Every entry below must be repeated exactly; skip the pictures.

TASK DATA:
>> start

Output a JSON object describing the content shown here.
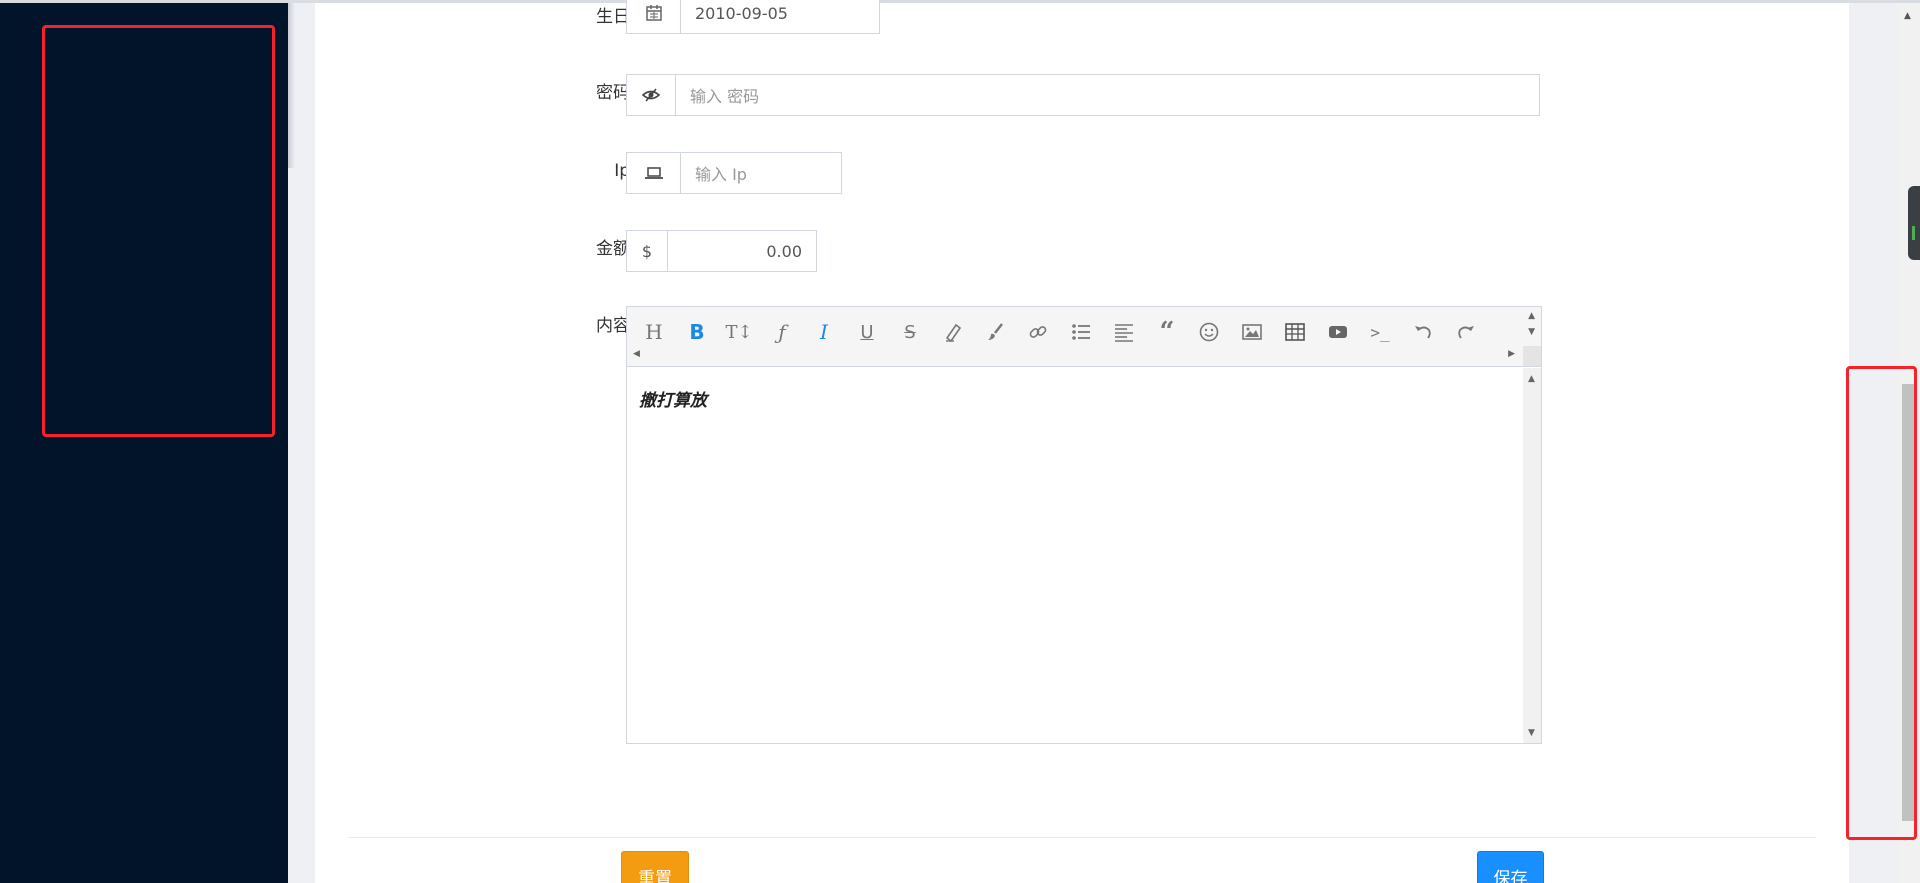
{
  "form": {
    "birthday": {
      "label": "生日",
      "icon": "calendar-icon",
      "value": "2010-09-05"
    },
    "password": {
      "label": "密码",
      "icon": "eye-slash-icon",
      "placeholder": "输入 密码"
    },
    "ip": {
      "label": "Ip",
      "icon": "laptop-icon",
      "placeholder": "输入 Ip"
    },
    "amount": {
      "label": "金额",
      "addon": "$",
      "value": "0.00"
    },
    "content": {
      "label": "内容",
      "text": "撤打算放",
      "toolbar": [
        "heading",
        "bold",
        "text-height",
        "font",
        "italic",
        "underline",
        "strikethrough",
        "eraser",
        "paintbrush",
        "link",
        "unordered-list",
        "align-left",
        "quote",
        "emoji",
        "image",
        "table",
        "video",
        "code",
        "undo",
        "redo"
      ]
    }
  },
  "buttons": {
    "reset": "重置",
    "save": "保存"
  },
  "colors": {
    "sidebar": "#021429",
    "annotation": "#f5222d",
    "reset": "#f39c12",
    "save": "#1890ff",
    "active_tool": "#1e88e5"
  }
}
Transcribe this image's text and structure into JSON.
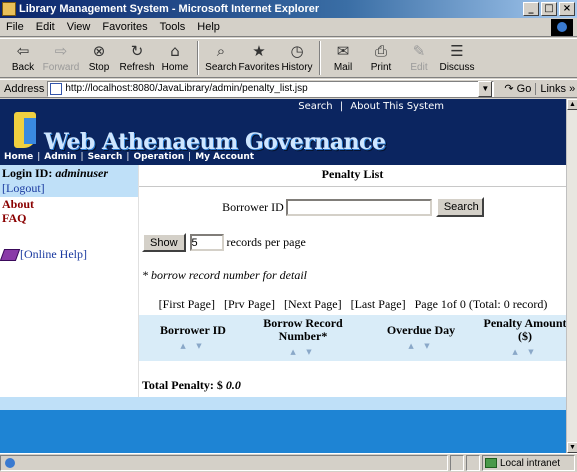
{
  "window": {
    "title": "Library Management System - Microsoft Internet Explorer",
    "controls": [
      "_",
      "□",
      "×"
    ]
  },
  "menu": [
    "File",
    "Edit",
    "View",
    "Favorites",
    "Tools",
    "Help"
  ],
  "toolbar": [
    {
      "label": "Back",
      "icon": "⇦",
      "enabled": true
    },
    {
      "label": "Forward",
      "icon": "⇨",
      "enabled": false
    },
    {
      "label": "Stop",
      "icon": "⊗",
      "enabled": true
    },
    {
      "label": "Refresh",
      "icon": "↻",
      "enabled": true
    },
    {
      "label": "Home",
      "icon": "⌂",
      "enabled": true
    },
    {
      "label": "Search",
      "icon": "⌕",
      "enabled": true
    },
    {
      "label": "Favorites",
      "icon": "★",
      "enabled": true
    },
    {
      "label": "History",
      "icon": "◷",
      "enabled": true
    },
    {
      "label": "Mail",
      "icon": "✉",
      "enabled": true
    },
    {
      "label": "Print",
      "icon": "⎙",
      "enabled": true
    },
    {
      "label": "Edit",
      "icon": "✎",
      "enabled": false
    },
    {
      "label": "Discuss",
      "icon": "☰",
      "enabled": true
    }
  ],
  "address": {
    "label": "Address",
    "url": "http://localhost:8080/JavaLibrary/admin/penalty_list.jsp",
    "go_label": "Go",
    "links_label": "Links »"
  },
  "banner": {
    "top_links": [
      "Search",
      "About This System"
    ],
    "logo_text": "Web Athenaeum Governance",
    "nav": [
      "Home",
      "Admin",
      "Search",
      "Operation",
      "My Account"
    ]
  },
  "sidebar": {
    "login_label": "Login ID:",
    "login_user": "adminuser",
    "logout": "[Logout]",
    "about": "About",
    "faq": "FAQ",
    "help": "[Online Help]"
  },
  "main": {
    "title": "Penalty List",
    "borrower_label": "Borrower ID",
    "borrower_value": "",
    "search_button": "Search",
    "show_button": "Show",
    "records_value": "5",
    "records_label": "records per page",
    "note": "* borrow record number for detail",
    "pager": {
      "first": "[First Page]",
      "prev": "[Prv Page]",
      "next": "[Next Page]",
      "last": "[Last Page]",
      "info": "Page 1of 0 (Total: 0 record)"
    },
    "columns": [
      {
        "label": "Borrower ID",
        "sort": "▲ ▼"
      },
      {
        "label": "Borrow Record Number*",
        "sort": "▲ ▼"
      },
      {
        "label": "Overdue Day",
        "sort": "▲ ▼"
      },
      {
        "label": "Penalty Amount ($)",
        "sort": "▲ ▼"
      }
    ],
    "total_label": "Total Penalty: $",
    "total_value": "0.0"
  },
  "status": {
    "zone": "Local intranet"
  },
  "colors": {
    "banner": "#0b2560",
    "accent_light": "#bfe0f8",
    "footer": "#1e84d4",
    "link": "#1a3aa0",
    "sidebar_link": "#8a0000"
  }
}
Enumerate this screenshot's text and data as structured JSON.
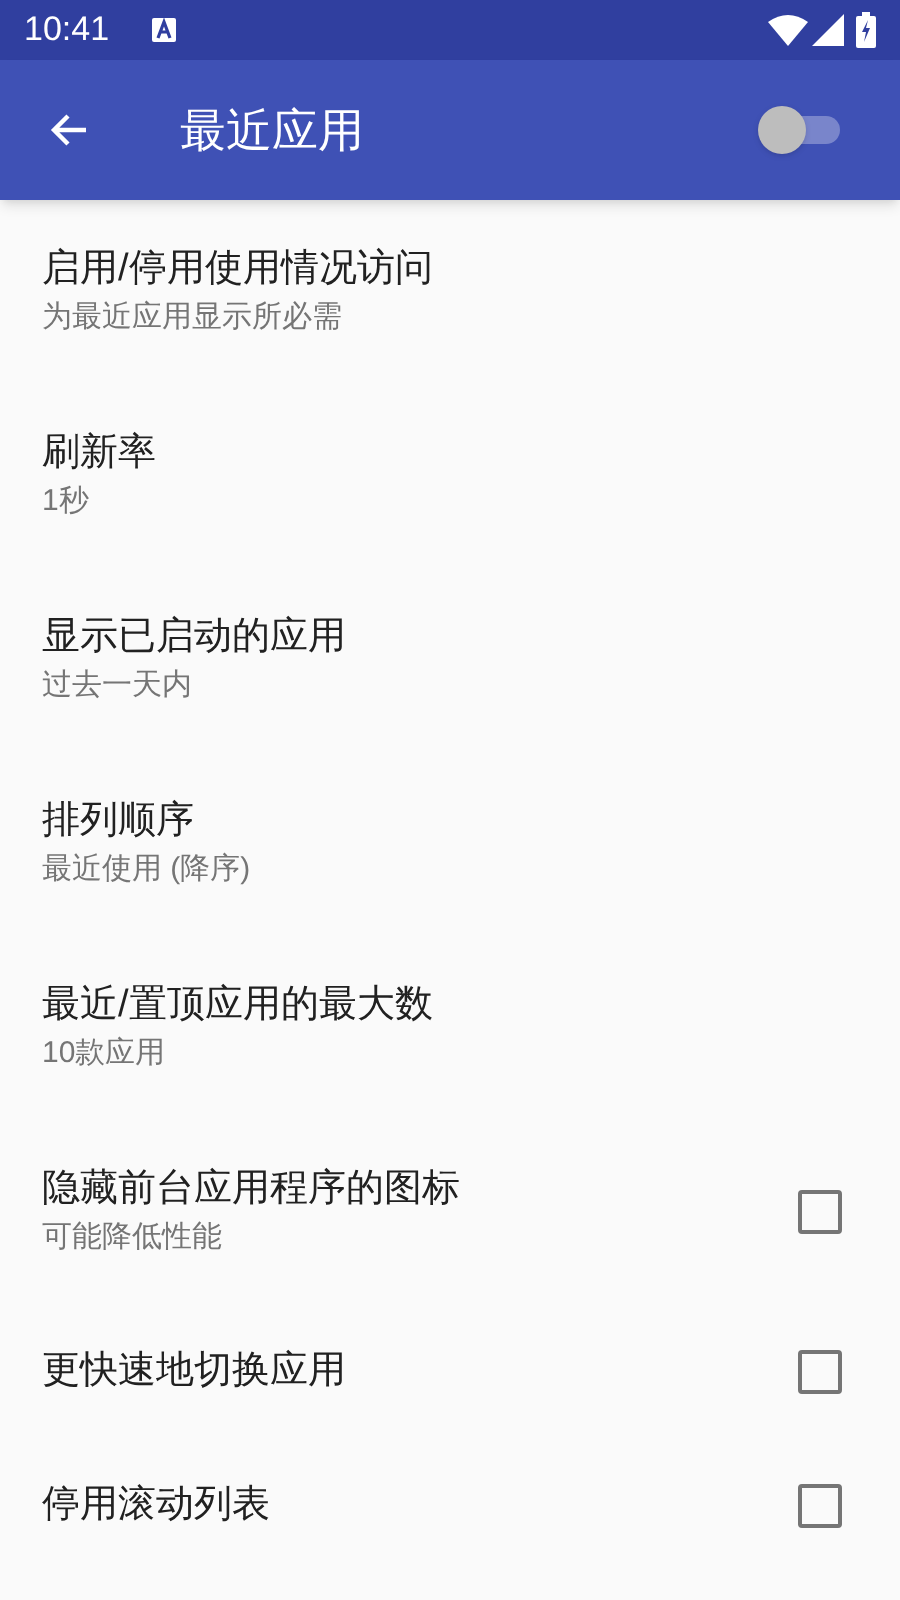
{
  "status_bar": {
    "time": "10:41"
  },
  "app_bar": {
    "title": "最近应用",
    "switch": {
      "on": false
    }
  },
  "settings": [
    {
      "kind": "setting",
      "title": "启用/停用使用情况访问",
      "summary": "为最近应用显示所必需"
    },
    {
      "kind": "setting",
      "title": "刷新率",
      "summary": "1秒"
    },
    {
      "kind": "setting",
      "title": "显示已启动的应用",
      "summary": "过去一天内"
    },
    {
      "kind": "setting",
      "title": "排列顺序",
      "summary": "最近使用 (降序)"
    },
    {
      "kind": "setting",
      "title": "最近/置顶应用的最大数",
      "summary": "10款应用"
    },
    {
      "kind": "checkbox",
      "title": "隐藏前台应用程序的图标",
      "summary": "可能降低性能",
      "checked": false
    },
    {
      "kind": "checkbox",
      "title": "更快速地切换应用",
      "checked": false
    },
    {
      "kind": "checkbox",
      "title": "停用滚动列表",
      "checked": false
    }
  ]
}
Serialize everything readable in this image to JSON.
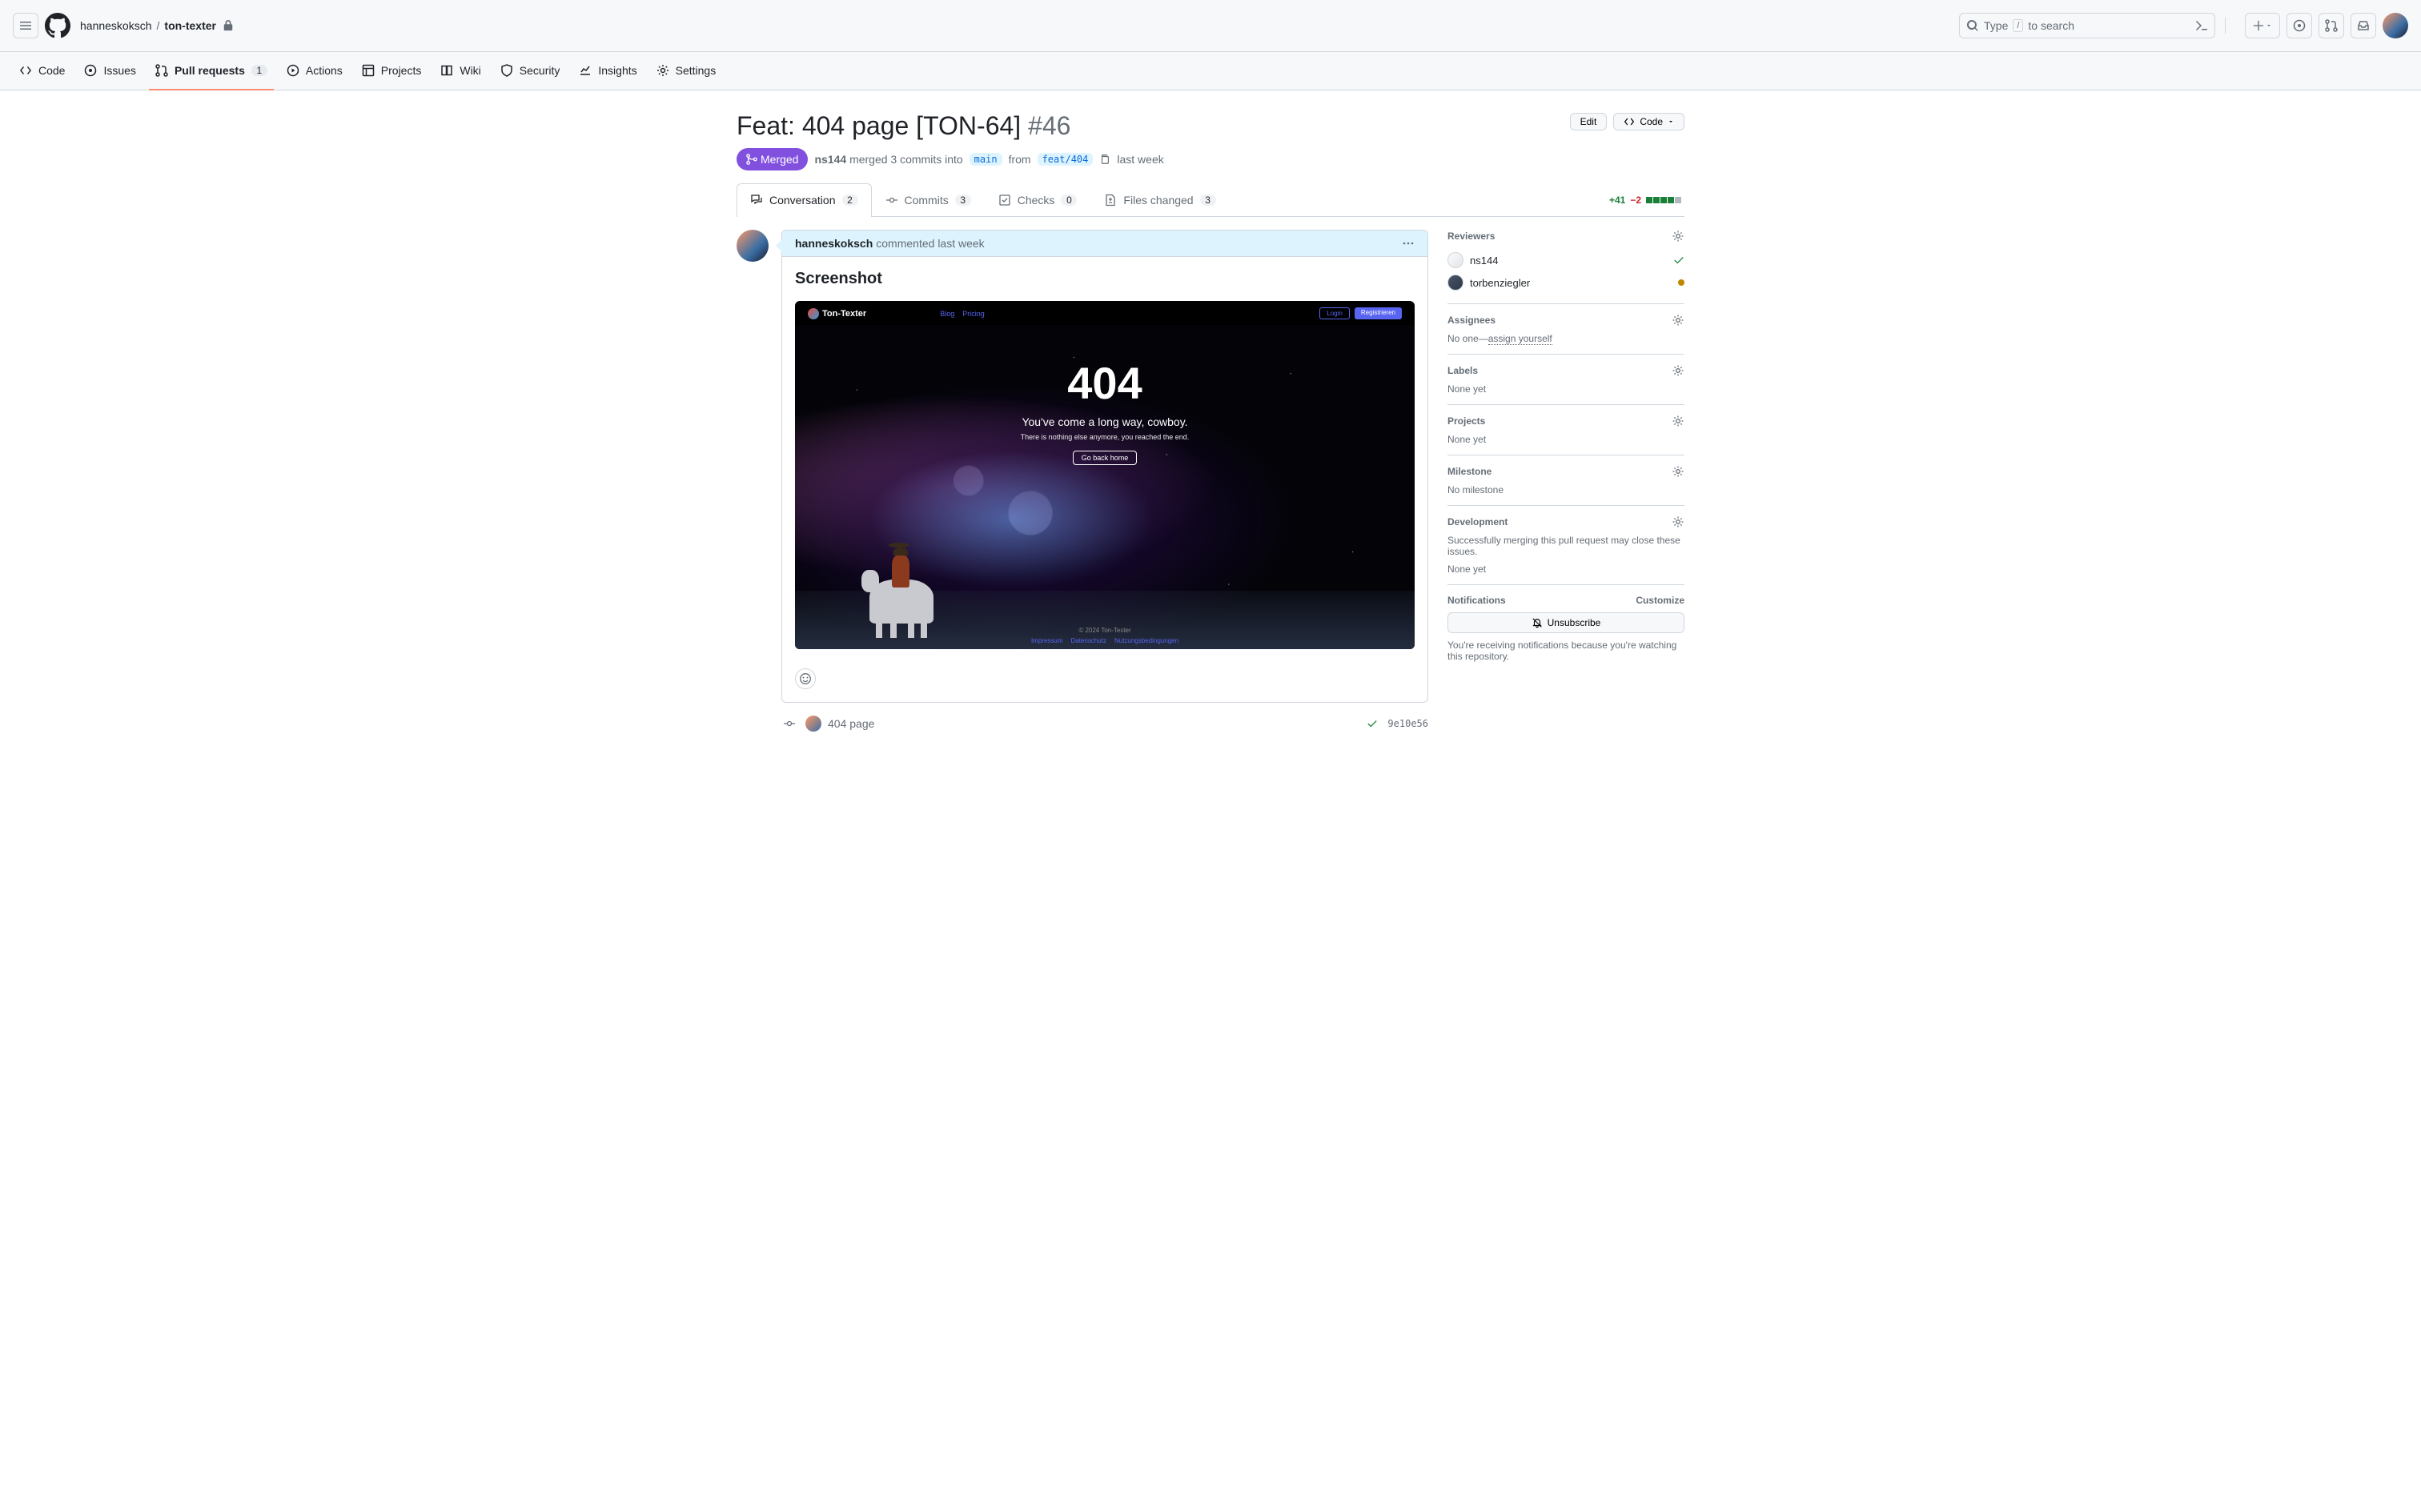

>> end

ANSWER TO THE PROBLEM:
Output a JSON object describing the content shown here.
{
  "form": {
    "birthday": {
      "label": "生日",
      "icon": "calendar-icon",
      "value": "2010-09-05"
    },
    "password": {
      "label": "密码",
      "icon": "eye-slash-icon",
      "placeholder": "输入 密码"
    },
    "ip": {
      "label": "Ip",
      "icon": "laptop-icon",
      "placeholder": "输入 Ip"
    },
    "amount": {
      "label": "金额",
      "addon": "$",
      "value": "0.00"
    },
    "content": {
      "label": "内容",
      "text": "撤打算放",
      "toolbar": [
        "heading",
        "bold",
        "text-height",
        "font",
        "italic",
        "underline",
        "strikethrough",
        "eraser",
        "paintbrush",
        "link",
        "unordered-list",
        "align-left",
        "quote",
        "emoji",
        "image",
        "table",
        "video",
        "code",
        "undo",
        "redo"
      ]
    }
  },
  "buttons": {
    "reset": "重置",
    "save": "保存"
  },
  "colors": {
    "sidebar": "#021429",
    "annotation": "#f5222d",
    "reset": "#f39c12",
    "save": "#1890ff",
    "active_tool": "#1e88e5"
  }
}
Transcribe this image's text and structure into JSON.
{
  "window": {
    "title": "Library Management System - Microsoft Internet Explorer",
    "controls": [
      "_",
      "□",
      "×"
    ]
  },
  "menu": [
    "File",
    "Edit",
    "View",
    "Favorites",
    "Tools",
    "Help"
  ],
  "toolbar": [
    {
      "label": "Back",
      "icon": "⇦",
      "enabled": true
    },
    {
      "label": "Forward",
      "icon": "⇨",
      "enabled": false
    },
    {
      "label": "Stop",
      "icon": "⊗",
      "enabled": true
    },
    {
      "label": "Refresh",
      "icon": "↻",
      "enabled": true
    },
    {
      "label": "Home",
      "icon": "⌂",
      "enabled": true
    },
    {
      "label": "Search",
      "icon": "⌕",
      "enabled": true
    },
    {
      "label": "Favorites",
      "icon": "★",
      "enabled": true
    },
    {
      "label": "History",
      "icon": "◷",
      "enabled": true
    },
    {
      "label": "Mail",
      "icon": "✉",
      "enabled": true
    },
    {
      "label": "Print",
      "icon": "⎙",
      "enabled": true
    },
    {
      "label": "Edit",
      "icon": "✎",
      "enabled": false
    },
    {
      "label": "Discuss",
      "icon": "☰",
      "enabled": true
    }
  ],
  "address": {
    "label": "Address",
    "url": "http://localhost:8080/JavaLibrary/admin/penalty_list.jsp",
    "go_label": "Go",
    "links_label": "Links »"
  },
  "banner": {
    "top_links": [
      "Search",
      "About This System"
    ],
    "logo_text": "Web Athenaeum Governance",
    "nav": [
      "Home",
      "Admin",
      "Search",
      "Operation",
      "My Account"
    ]
  },
  "sidebar": {
    "login_label": "Login ID:",
    "login_user": "adminuser",
    "logout": "[Logout]",
    "about": "About",
    "faq": "FAQ",
    "help": "[Online Help]"
  },
  "main": {
    "title": "Penalty List",
    "borrower_label": "Borrower ID",
    "borrower_value": "",
    "search_button": "Search",
    "show_button": "Show",
    "records_value": "5",
    "records_label": "records per page",
    "note": "* borrow record number for detail",
    "pager": {
      "first": "[First Page]",
      "prev": "[Prv Page]",
      "next": "[Next Page]",
      "last": "[Last Page]",
      "info": "Page 1of 0 (Total: 0 record)"
    },
    "columns": [
      {
        "label": "Borrower ID",
        "sort": "▲ ▼"
      },
      {
        "label": "Borrow Record Number*",
        "sort": "▲ ▼"
      },
      {
        "label": "Overdue Day",
        "sort": "▲ ▼"
      },
      {
        "label": "Penalty Amount ($)",
        "sort": "▲ ▼"
      }
    ],
    "total_label": "Total Penalty: $",
    "total_value": "0.0"
  },
  "status": {
    "zone": "Local intranet"
  },
  "colors": {
    "banner": "#0b2560",
    "accent_light": "#bfe0f8",
    "footer": "#1e84d4",
    "link": "#1a3aa0",
    "sidebar_link": "#8a0000"
  }
}
Enumerate this screenshot's text and data as structured JSON.
{
  "status_bar": {
    "time": "10:41"
  },
  "app_bar": {
    "title": "最近应用",
    "switch": {
      "on": false
    }
  },
  "settings": [
    {
      "kind": "setting",
      "title": "启用/停用使用情况访问",
      "summary": "为最近应用显示所必需"
    },
    {
      "kind": "setting",
      "title": "刷新率",
      "summary": "1秒"
    },
    {
      "kind": "setting",
      "title": "显示已启动的应用",
      "summary": "过去一天内"
    },
    {
      "kind": "setting",
      "title": "排列顺序",
      "summary": "最近使用 (降序)"
    },
    {
      "kind": "setting",
      "title": "最近/置顶应用的最大数",
      "summary": "10款应用"
    },
    {
      "kind": "checkbox",
      "title": "隐藏前台应用程序的图标",
      "summary": "可能降低性能",
      "checked": false
    },
    {
      "kind": "checkbox",
      "title": "更快速地切换应用",
      "checked": false
    },
    {
      "kind": "checkbox",
      "title": "停用滚动列表",
      "checked": false
    }
  ]
}
Serialize everything readable in this image to JSON.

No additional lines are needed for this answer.